Fünfzigtausend NVIDIA-Blackwell-GPUs. Ein Werk, das bis zu 30.000 Roboter pro Jahr bauen kann. Und ein Humanoider namens Atlas, der 2028 gemeinsam mit Menschen ans Band tritt. Hyundai Motor Group will kein reiner Autobauer mehr sein — und hat am 24. Juli auf einem KI-Gipfel in San Francisco erklärt, was der Konzern stattdessen werden will.
Die Formulierung von Konzernchef Euisun Chung klingt fast wie ein Abschied aus der Branche: „Hyundai Motor Group entwickelt sich über die traditionellen Grenzen der Automobilproduktion hinaus, indem der Konzern in autonomes Fahren, Robotik und KI-gesteuerte Fabriken expandiert und die Wandlung zu einem Anbieter von Physical-AI-Lösungen beschleunigt.“
Das Schlüsselwort heißt Daten. Fahrzeuge, Werke, Logistik, Roboter — all das betrachtet der Konzern als ein einziges System zur Datensammlung, an dem KI-Modelle rund um die Uhr weiterlernen. Verbesserte Algorithmen fließen zurück in den realen Betrieb, und der Kreislauf beginnt von vorn. Ein Teufelskreis, nur arbeitet dieser für den Hersteller.

# Datensätze
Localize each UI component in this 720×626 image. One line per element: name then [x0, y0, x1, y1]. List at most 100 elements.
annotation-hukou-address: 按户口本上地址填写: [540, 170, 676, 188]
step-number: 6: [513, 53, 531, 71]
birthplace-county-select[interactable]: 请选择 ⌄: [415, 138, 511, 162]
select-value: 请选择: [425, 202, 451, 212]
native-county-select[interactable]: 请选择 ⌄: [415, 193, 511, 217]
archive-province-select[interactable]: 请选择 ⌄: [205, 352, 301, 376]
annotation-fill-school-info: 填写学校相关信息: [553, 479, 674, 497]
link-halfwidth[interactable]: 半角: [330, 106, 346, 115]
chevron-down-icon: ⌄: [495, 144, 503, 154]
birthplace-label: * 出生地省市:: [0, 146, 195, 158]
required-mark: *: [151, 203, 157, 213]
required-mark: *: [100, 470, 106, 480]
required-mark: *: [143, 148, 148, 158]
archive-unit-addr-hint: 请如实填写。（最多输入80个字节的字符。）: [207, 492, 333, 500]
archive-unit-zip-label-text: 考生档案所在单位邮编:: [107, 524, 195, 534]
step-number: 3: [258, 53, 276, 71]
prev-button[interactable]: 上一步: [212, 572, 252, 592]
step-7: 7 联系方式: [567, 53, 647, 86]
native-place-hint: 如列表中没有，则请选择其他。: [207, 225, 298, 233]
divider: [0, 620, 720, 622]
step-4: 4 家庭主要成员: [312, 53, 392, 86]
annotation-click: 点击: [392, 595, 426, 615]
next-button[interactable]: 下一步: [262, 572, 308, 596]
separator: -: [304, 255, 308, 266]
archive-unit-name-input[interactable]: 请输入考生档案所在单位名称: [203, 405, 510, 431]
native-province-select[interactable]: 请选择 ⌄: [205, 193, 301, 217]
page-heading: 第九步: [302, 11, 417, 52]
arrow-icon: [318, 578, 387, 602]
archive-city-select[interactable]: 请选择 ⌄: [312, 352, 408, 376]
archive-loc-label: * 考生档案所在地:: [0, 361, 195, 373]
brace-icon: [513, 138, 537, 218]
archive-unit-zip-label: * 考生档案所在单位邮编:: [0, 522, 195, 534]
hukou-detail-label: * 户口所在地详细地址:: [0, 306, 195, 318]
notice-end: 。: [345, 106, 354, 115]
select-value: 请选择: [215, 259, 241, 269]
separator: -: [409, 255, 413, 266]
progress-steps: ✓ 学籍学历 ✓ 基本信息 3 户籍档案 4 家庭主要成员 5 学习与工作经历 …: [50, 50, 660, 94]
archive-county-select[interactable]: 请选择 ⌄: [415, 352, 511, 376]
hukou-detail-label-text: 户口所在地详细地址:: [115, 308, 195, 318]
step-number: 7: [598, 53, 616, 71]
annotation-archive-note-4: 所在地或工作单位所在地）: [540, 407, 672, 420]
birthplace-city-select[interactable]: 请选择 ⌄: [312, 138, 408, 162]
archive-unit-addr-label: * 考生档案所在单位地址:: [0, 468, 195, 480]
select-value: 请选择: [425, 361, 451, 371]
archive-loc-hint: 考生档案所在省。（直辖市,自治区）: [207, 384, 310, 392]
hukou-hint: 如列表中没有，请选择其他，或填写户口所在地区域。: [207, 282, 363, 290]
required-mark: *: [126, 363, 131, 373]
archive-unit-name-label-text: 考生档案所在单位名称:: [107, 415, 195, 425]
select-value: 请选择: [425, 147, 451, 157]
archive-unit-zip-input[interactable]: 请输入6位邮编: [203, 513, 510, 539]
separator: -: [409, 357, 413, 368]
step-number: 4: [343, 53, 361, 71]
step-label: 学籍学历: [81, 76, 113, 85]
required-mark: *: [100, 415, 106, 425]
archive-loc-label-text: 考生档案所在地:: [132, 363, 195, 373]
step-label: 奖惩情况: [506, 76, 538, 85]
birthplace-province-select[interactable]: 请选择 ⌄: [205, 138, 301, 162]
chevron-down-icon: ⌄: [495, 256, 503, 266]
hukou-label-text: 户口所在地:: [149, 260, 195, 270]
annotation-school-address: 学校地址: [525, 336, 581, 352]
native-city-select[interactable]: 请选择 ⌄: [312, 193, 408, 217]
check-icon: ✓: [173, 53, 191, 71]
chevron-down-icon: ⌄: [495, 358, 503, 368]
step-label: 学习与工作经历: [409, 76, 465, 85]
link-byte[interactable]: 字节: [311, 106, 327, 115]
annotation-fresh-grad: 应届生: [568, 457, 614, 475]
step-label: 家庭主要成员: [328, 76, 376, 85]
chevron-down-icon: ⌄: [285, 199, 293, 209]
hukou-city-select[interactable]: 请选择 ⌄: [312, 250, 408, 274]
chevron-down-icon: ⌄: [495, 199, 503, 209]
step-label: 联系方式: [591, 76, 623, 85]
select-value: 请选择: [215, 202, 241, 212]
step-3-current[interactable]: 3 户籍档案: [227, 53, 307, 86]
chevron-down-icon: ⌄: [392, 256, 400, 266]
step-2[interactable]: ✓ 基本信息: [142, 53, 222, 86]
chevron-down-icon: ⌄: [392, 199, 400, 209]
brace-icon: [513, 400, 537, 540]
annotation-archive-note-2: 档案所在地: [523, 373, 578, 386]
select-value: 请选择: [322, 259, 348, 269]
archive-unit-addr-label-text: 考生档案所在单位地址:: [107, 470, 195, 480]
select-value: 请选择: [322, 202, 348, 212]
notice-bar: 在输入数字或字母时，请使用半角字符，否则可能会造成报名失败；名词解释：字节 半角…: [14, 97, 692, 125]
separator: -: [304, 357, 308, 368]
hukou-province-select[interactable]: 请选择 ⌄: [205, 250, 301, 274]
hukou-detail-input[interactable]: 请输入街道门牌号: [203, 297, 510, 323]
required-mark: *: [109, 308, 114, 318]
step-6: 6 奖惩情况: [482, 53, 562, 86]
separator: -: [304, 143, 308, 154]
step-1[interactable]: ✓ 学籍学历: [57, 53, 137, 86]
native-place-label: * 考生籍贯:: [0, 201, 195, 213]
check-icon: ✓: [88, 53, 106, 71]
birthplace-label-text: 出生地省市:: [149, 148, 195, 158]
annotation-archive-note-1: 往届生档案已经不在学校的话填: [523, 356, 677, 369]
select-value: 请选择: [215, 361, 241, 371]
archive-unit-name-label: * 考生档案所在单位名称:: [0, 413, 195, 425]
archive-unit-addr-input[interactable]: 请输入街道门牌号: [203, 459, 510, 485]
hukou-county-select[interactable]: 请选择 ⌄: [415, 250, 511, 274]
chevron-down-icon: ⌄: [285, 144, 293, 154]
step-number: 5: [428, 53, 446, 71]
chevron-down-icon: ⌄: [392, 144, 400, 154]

# Aufgaben
1. Stimmen diese Aussagen mit dem Text überein? (a) Atlas soll 2028 gemeinsam mit Menschen arbeiten. (b) Das Werk kann bis zu 50.000 Roboter pro Jahr bauen. (c) Der KI-Gipfel fand in San Francisco statt. Antworte jeweils mit Ja oder Nein und zitiere die entscheidenden Worte des Textes wörtlich.
2. Nenne alles, was der Konzern laut Text als ein einziges System zur Datensammlung betrachtet.

# Lösungen
1.
(a) Ja: „ein Humanoider namens Atlas, der 2028 gemeinsam mit Menschen ans Band tritt“
(b) Nein: „Ein Werk, das bis zu 30.000 Roboter pro Jahr bauen kann.“
(c) Ja: „auf einem KI-Gipfel in San Francisco“

2. Fahrzeuge, Werke, Logistik, Roboter